(Data entries)
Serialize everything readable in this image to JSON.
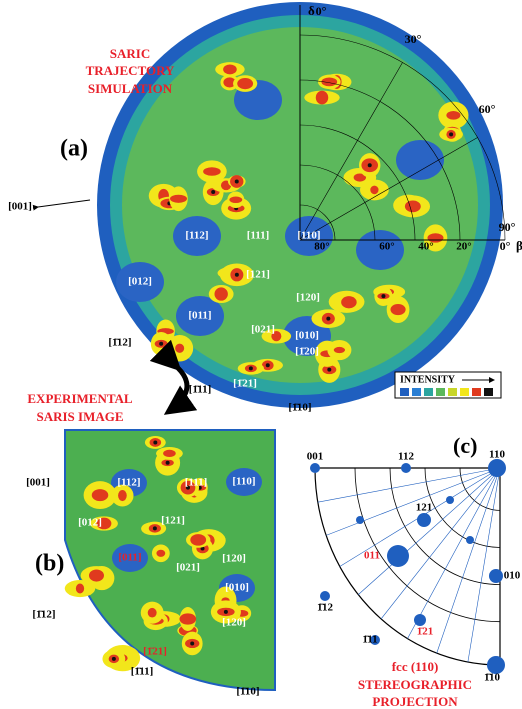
{
  "panel_a": {
    "label": "(a)",
    "title": [
      "SARIC",
      "TRAJECTORY",
      "SIMULATION"
    ],
    "delta": "δ",
    "beta": "β",
    "angles": [
      "0°",
      "30°",
      "60°",
      "90°",
      "0°"
    ],
    "beta_ticks": [
      "80°",
      "60°",
      "40°",
      "20°"
    ],
    "poles": [
      "[112]",
      "[111]",
      "[110]",
      "[012]",
      "[121]",
      "[120]",
      "[011]",
      "[021]",
      "[010]",
      "[1̄20]",
      "[1̄21]"
    ],
    "edge_poles": [
      "[001]",
      "[1̄12]",
      "[1̄11]",
      "[1̄10]"
    ],
    "legend": "INTENSITY"
  },
  "link": [
    "EXPERIMENTAL",
    "SARIS IMAGE"
  ],
  "panel_b": {
    "label": "(b)",
    "poles": [
      "[112]",
      "[111]",
      "[110]",
      "[012]",
      "[121]",
      "[120]",
      "[011]",
      "[021]",
      "[010]",
      "[1̄21]",
      "[120]"
    ],
    "edge_poles": [
      "[001]",
      "[1̄12]",
      "[1̄11]",
      "[1̄10]"
    ]
  },
  "panel_c": {
    "label": "(c)",
    "poles": [
      "001",
      "112",
      "110",
      "121",
      "011",
      "010",
      "1̄12",
      "1̄21",
      "1̄11",
      "1̄10"
    ],
    "caption": [
      "fcc (110)",
      "STEREOGRAPHIC",
      "PROJECTION"
    ]
  }
}
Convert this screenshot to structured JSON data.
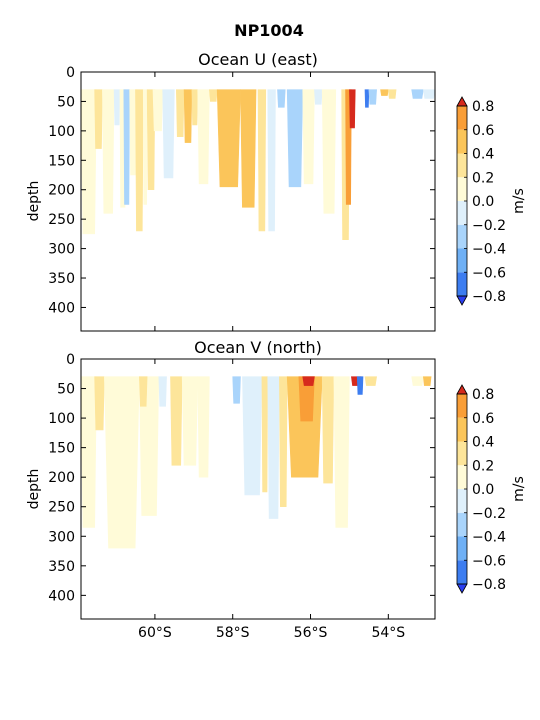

Exercise directions: Each record above should come back exactly the same, only without its pictures.

Task response:
Serialize everything readable in this image to JSON.
{
  "panel_a": {
    "label": "(a)",
    "title": [
      "SARIC",
      "TRAJECTORY",
      "SIMULATION"
    ],
    "delta": "δ",
    "beta": "β",
    "angles": [
      "0°",
      "30°",
      "60°",
      "90°",
      "0°"
    ],
    "beta_ticks": [
      "80°",
      "60°",
      "40°",
      "20°"
    ],
    "poles": [
      "[112]",
      "[111]",
      "[110]",
      "[012]",
      "[121]",
      "[120]",
      "[011]",
      "[021]",
      "[010]",
      "[1̄20]",
      "[1̄21]"
    ],
    "edge_poles": [
      "[001]",
      "[1̄12]",
      "[1̄11]",
      "[1̄10]"
    ],
    "legend": "INTENSITY"
  },
  "link": [
    "EXPERIMENTAL",
    "SARIS IMAGE"
  ],
  "panel_b": {
    "label": "(b)",
    "poles": [
      "[112]",
      "[111]",
      "[110]",
      "[012]",
      "[121]",
      "[120]",
      "[011]",
      "[021]",
      "[010]",
      "[1̄21]",
      "[120]"
    ],
    "edge_poles": [
      "[001]",
      "[1̄12]",
      "[1̄11]",
      "[1̄10]"
    ]
  },
  "panel_c": {
    "label": "(c)",
    "poles": [
      "001",
      "112",
      "110",
      "121",
      "011",
      "010",
      "1̄12",
      "1̄21",
      "1̄11",
      "1̄10"
    ],
    "caption": [
      "fcc (110)",
      "STEREOGRAPHIC",
      "PROJECTION"
    ]
  }
}
Convert this screenshot to structured JSON data.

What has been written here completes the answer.